Extracted data entries:
☆ ☆ ☆ ☆ ☆

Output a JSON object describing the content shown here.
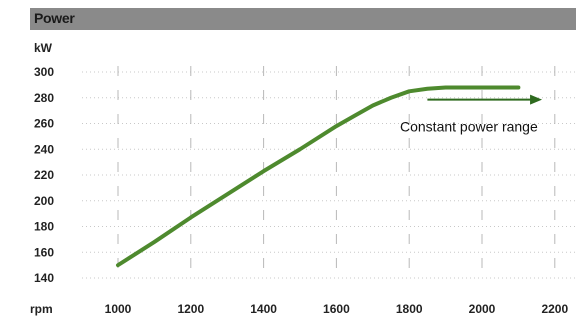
{
  "chart_data": {
    "type": "line",
    "title": "Power",
    "ylabel": "kW",
    "xlabel": "rpm",
    "xlim": [
      900,
      2250
    ],
    "ylim": [
      140,
      300
    ],
    "xticks": [
      1000,
      1200,
      1400,
      1600,
      1800,
      2000,
      2200
    ],
    "yticks": [
      140,
      160,
      180,
      200,
      220,
      240,
      260,
      280,
      300
    ],
    "grid": "vertical-dashed",
    "series": [
      {
        "color": "#4e8a2e",
        "x": [
          1000,
          1100,
          1200,
          1300,
          1400,
          1500,
          1600,
          1650,
          1700,
          1750,
          1800,
          1850,
          1900,
          1950,
          2000,
          2050,
          2100
        ],
        "y": [
          150,
          168,
          187,
          205,
          223,
          240,
          258,
          266,
          274,
          280,
          285,
          287,
          288,
          288,
          288,
          288,
          288
        ]
      }
    ],
    "annotation": {
      "text": "Constant power range",
      "arrow_from_x": 1850,
      "arrow_to_x": 2165,
      "arrow_y": 277,
      "color": "#2e6a1e"
    }
  }
}
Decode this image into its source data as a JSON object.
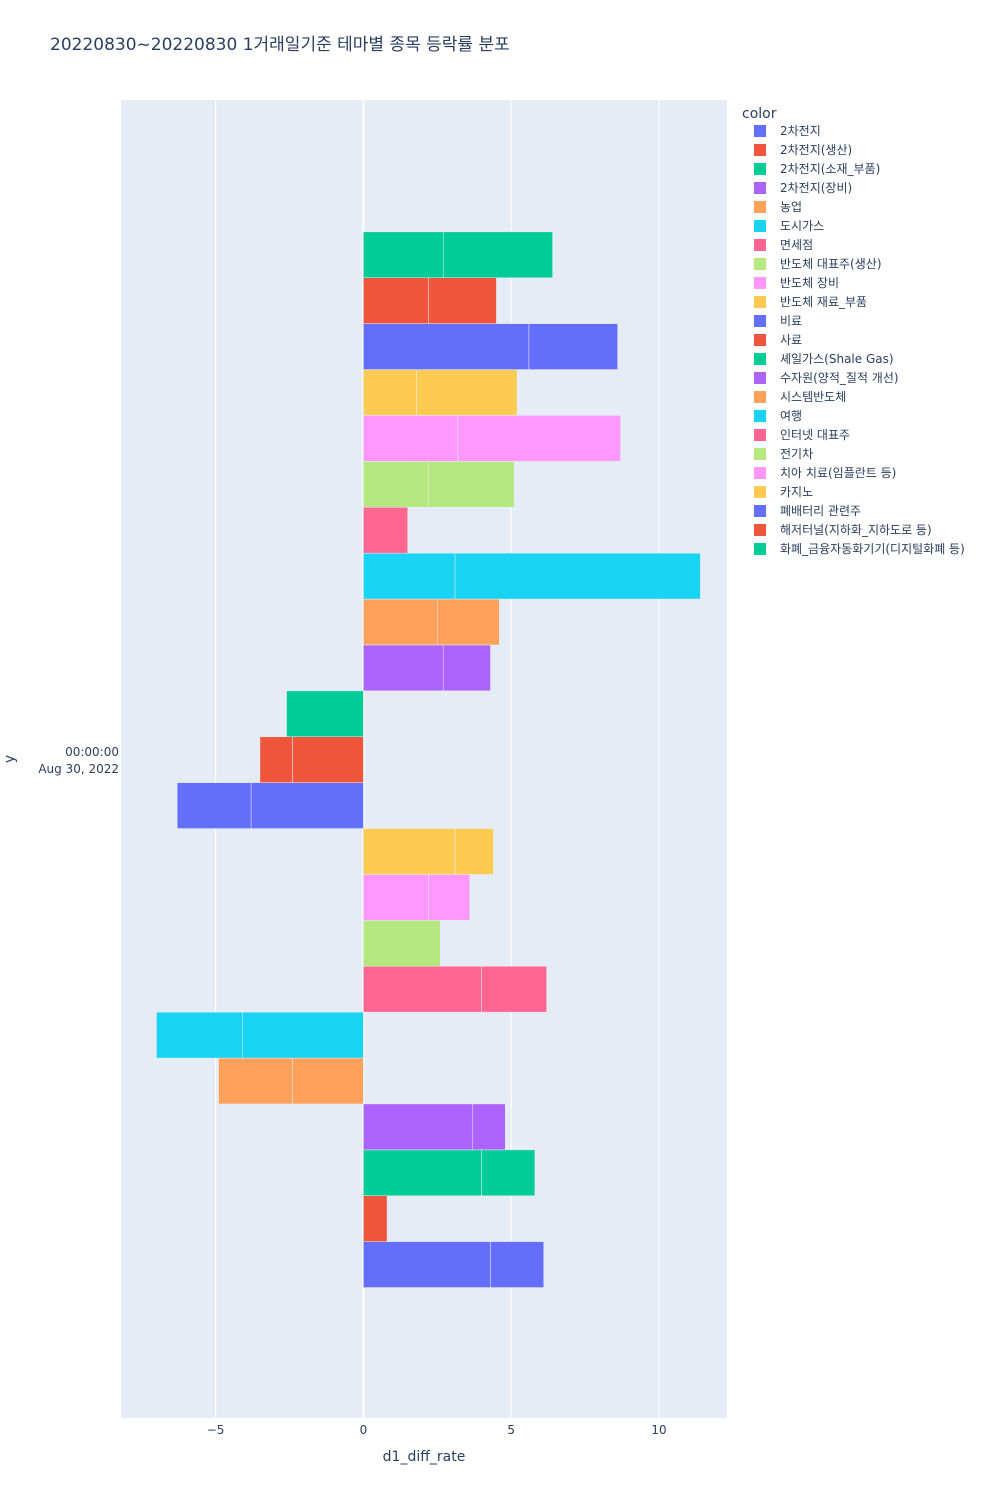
{
  "chart_data": {
    "type": "bar",
    "orientation": "horizontal",
    "barmode": "relative",
    "title": "20220830~20220830 1거래일기준 테마별 종목 등락률 분포",
    "xlabel": "d1_diff_rate",
    "ylabel": "y",
    "y_category_label_line1": "00:00:00",
    "y_category_label_line2": "Aug 30, 2022",
    "xlim": [
      -8.2,
      12.3
    ],
    "x_ticks": [
      -5,
      0,
      5,
      10
    ],
    "x_tick_labels": [
      "−5",
      "0",
      "5",
      "10"
    ],
    "grid": true,
    "legend": {
      "title": "color",
      "placement": "right"
    },
    "series": [
      {
        "name": "2차전지",
        "color": "#636efa",
        "segments": [
          4.3,
          1.8
        ]
      },
      {
        "name": "2차전지(생산)",
        "color": "#EF553B",
        "segments": [
          0.8
        ]
      },
      {
        "name": "2차전지(소재_부품)",
        "color": "#00cc96",
        "segments": [
          4.0,
          1.8
        ]
      },
      {
        "name": "2차전지(장비)",
        "color": "#ab63fa",
        "segments": [
          3.7,
          1.1
        ]
      },
      {
        "name": "농업",
        "color": "#FFA15A",
        "segments": [
          -2.4,
          -2.5
        ]
      },
      {
        "name": "도시가스",
        "color": "#19d3f3",
        "segments": [
          -4.1,
          -2.9
        ]
      },
      {
        "name": "면세점",
        "color": "#FF6692",
        "segments": [
          4.0,
          2.2
        ]
      },
      {
        "name": "반도체 대표주(생산)",
        "color": "#B6E880",
        "segments": [
          2.6
        ]
      },
      {
        "name": "반도체 장비",
        "color": "#FF97FF",
        "segments": [
          2.2,
          1.4
        ]
      },
      {
        "name": "반도체 재료_부품",
        "color": "#FECB52",
        "segments": [
          3.1,
          1.3
        ]
      },
      {
        "name": "비료",
        "color": "#636efa",
        "segments": [
          -3.8,
          -2.5
        ]
      },
      {
        "name": "사료",
        "color": "#EF553B",
        "segments": [
          -2.4,
          -1.1
        ]
      },
      {
        "name": "셰일가스(Shale Gas)",
        "color": "#00cc96",
        "segments": [
          -2.6
        ]
      },
      {
        "name": "수자원(양적_질적 개선)",
        "color": "#ab63fa",
        "segments": [
          2.7,
          1.6
        ]
      },
      {
        "name": "시스템반도체",
        "color": "#FFA15A",
        "segments": [
          2.5,
          2.1
        ]
      },
      {
        "name": "여행",
        "color": "#19d3f3",
        "segments": [
          3.1,
          8.3
        ]
      },
      {
        "name": "인터넷 대표주",
        "color": "#FF6692",
        "segments": [
          1.5
        ]
      },
      {
        "name": "전기차",
        "color": "#B6E880",
        "segments": [
          2.2,
          2.9
        ]
      },
      {
        "name": "치아 치료(임플란트 등)",
        "color": "#FF97FF",
        "segments": [
          3.2,
          5.5
        ]
      },
      {
        "name": "카지노",
        "color": "#FECB52",
        "segments": [
          1.8,
          3.4
        ]
      },
      {
        "name": "폐배터리 관련주",
        "color": "#636efa",
        "segments": [
          5.6,
          3.0
        ]
      },
      {
        "name": "해저터널(지하화_지하도로 등)",
        "color": "#EF553B",
        "segments": [
          2.2,
          2.3
        ]
      },
      {
        "name": "화폐_금융자동화기기(디지털화폐 등)",
        "color": "#00cc96",
        "segments": [
          2.7,
          3.7
        ]
      }
    ]
  }
}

☆ ☆ ☆ ☆ ☆

EXERCISE OBJECTIVE
Repeat the listing in full and exactly. Leave any pictures out.

EXERCISE OUTPUT
Output a JSON object describing the content shown here.
{
  "chart_data": {
    "type": "line",
    "title": "Power",
    "ylabel": "kW",
    "xlabel": "rpm",
    "xlim": [
      900,
      2250
    ],
    "ylim": [
      140,
      300
    ],
    "xticks": [
      1000,
      1200,
      1400,
      1600,
      1800,
      2000,
      2200
    ],
    "yticks": [
      140,
      160,
      180,
      200,
      220,
      240,
      260,
      280,
      300
    ],
    "grid": "vertical-dashed",
    "series": [
      {
        "color": "#4e8a2e",
        "x": [
          1000,
          1100,
          1200,
          1300,
          1400,
          1500,
          1600,
          1650,
          1700,
          1750,
          1800,
          1850,
          1900,
          1950,
          2000,
          2050,
          2100
        ],
        "y": [
          150,
          168,
          187,
          205,
          223,
          240,
          258,
          266,
          274,
          280,
          285,
          287,
          288,
          288,
          288,
          288,
          288
        ]
      }
    ],
    "annotation": {
      "text": "Constant power range",
      "arrow_from_x": 1850,
      "arrow_to_x": 2165,
      "arrow_y": 277,
      "color": "#2e6a1e"
    }
  }
}
Decode this image into its source data as a JSON object.
{
  "chart_data": {
    "type": "bar",
    "orientation": "horizontal",
    "barmode": "relative",
    "title": "20220830~20220830 1거래일기준 테마별 종목 등락률 분포",
    "xlabel": "d1_diff_rate",
    "ylabel": "y",
    "y_category_label_line1": "00:00:00",
    "y_category_label_line2": "Aug 30, 2022",
    "xlim": [
      -8.2,
      12.3
    ],
    "x_ticks": [
      -5,
      0,
      5,
      10
    ],
    "x_tick_labels": [
      "−5",
      "0",
      "5",
      "10"
    ],
    "grid": true,
    "legend": {
      "title": "color",
      "placement": "right"
    },
    "series": [
      {
        "name": "2차전지",
        "color": "#636efa",
        "segments": [
          4.3,
          1.8
        ]
      },
      {
        "name": "2차전지(생산)",
        "color": "#EF553B",
        "segments": [
          0.8
        ]
      },
      {
        "name": "2차전지(소재_부품)",
        "color": "#00cc96",
        "segments": [
          4.0,
          1.8
        ]
      },
      {
        "name": "2차전지(장비)",
        "color": "#ab63fa",
        "segments": [
          3.7,
          1.1
        ]
      },
      {
        "name": "농업",
        "color": "#FFA15A",
        "segments": [
          -2.4,
          -2.5
        ]
      },
      {
        "name": "도시가스",
        "color": "#19d3f3",
        "segments": [
          -4.1,
          -2.9
        ]
      },
      {
        "name": "면세점",
        "color": "#FF6692",
        "segments": [
          4.0,
          2.2
        ]
      },
      {
        "name": "반도체 대표주(생산)",
        "color": "#B6E880",
        "segments": [
          2.6
        ]
      },
      {
        "name": "반도체 장비",
        "color": "#FF97FF",
        "segments": [
          2.2,
          1.4
        ]
      },
      {
        "name": "반도체 재료_부품",
        "color": "#FECB52",
        "segments": [
          3.1,
          1.3
        ]
      },
      {
        "name": "비료",
        "color": "#636efa",
        "segments": [
          -3.8,
          -2.5
        ]
      },
      {
        "name": "사료",
        "color": "#EF553B",
        "segments": [
          -2.4,
          -1.1
        ]
      },
      {
        "name": "셰일가스(Shale Gas)",
        "color": "#00cc96",
        "segments": [
          -2.6
        ]
      },
      {
        "name": "수자원(양적_질적 개선)",
        "color": "#ab63fa",
        "segments": [
          2.7,
          1.6
        ]
      },
      {
        "name": "시스템반도체",
        "color": "#FFA15A",
        "segments": [
          2.5,
          2.1
        ]
      },
      {
        "name": "여행",
        "color": "#19d3f3",
        "segments": [
          3.1,
          8.3
        ]
      },
      {
        "name": "인터넷 대표주",
        "color": "#FF6692",
        "segments": [
          1.5
        ]
      },
      {
        "name": "전기차",
        "color": "#B6E880",
        "segments": [
          2.2,
          2.9
        ]
      },
      {
        "name": "치아 치료(임플란트 등)",
        "color": "#FF97FF",
        "segments": [
          3.2,
          5.5
        ]
      },
      {
        "name": "카지노",
        "color": "#FECB52",
        "segments": [
          1.8,
          3.4
        ]
      },
      {
        "name": "폐배터리 관련주",
        "color": "#636efa",
        "segments": [
          5.6,
          3.0
        ]
      },
      {
        "name": "해저터널(지하화_지하도로 등)",
        "color": "#EF553B",
        "segments": [
          2.2,
          2.3
        ]
      },
      {
        "name": "화폐_금융자동화기기(디지털화폐 등)",
        "color": "#00cc96",
        "segments": [
          2.7,
          3.7
        ]
      }
    ]
  }
}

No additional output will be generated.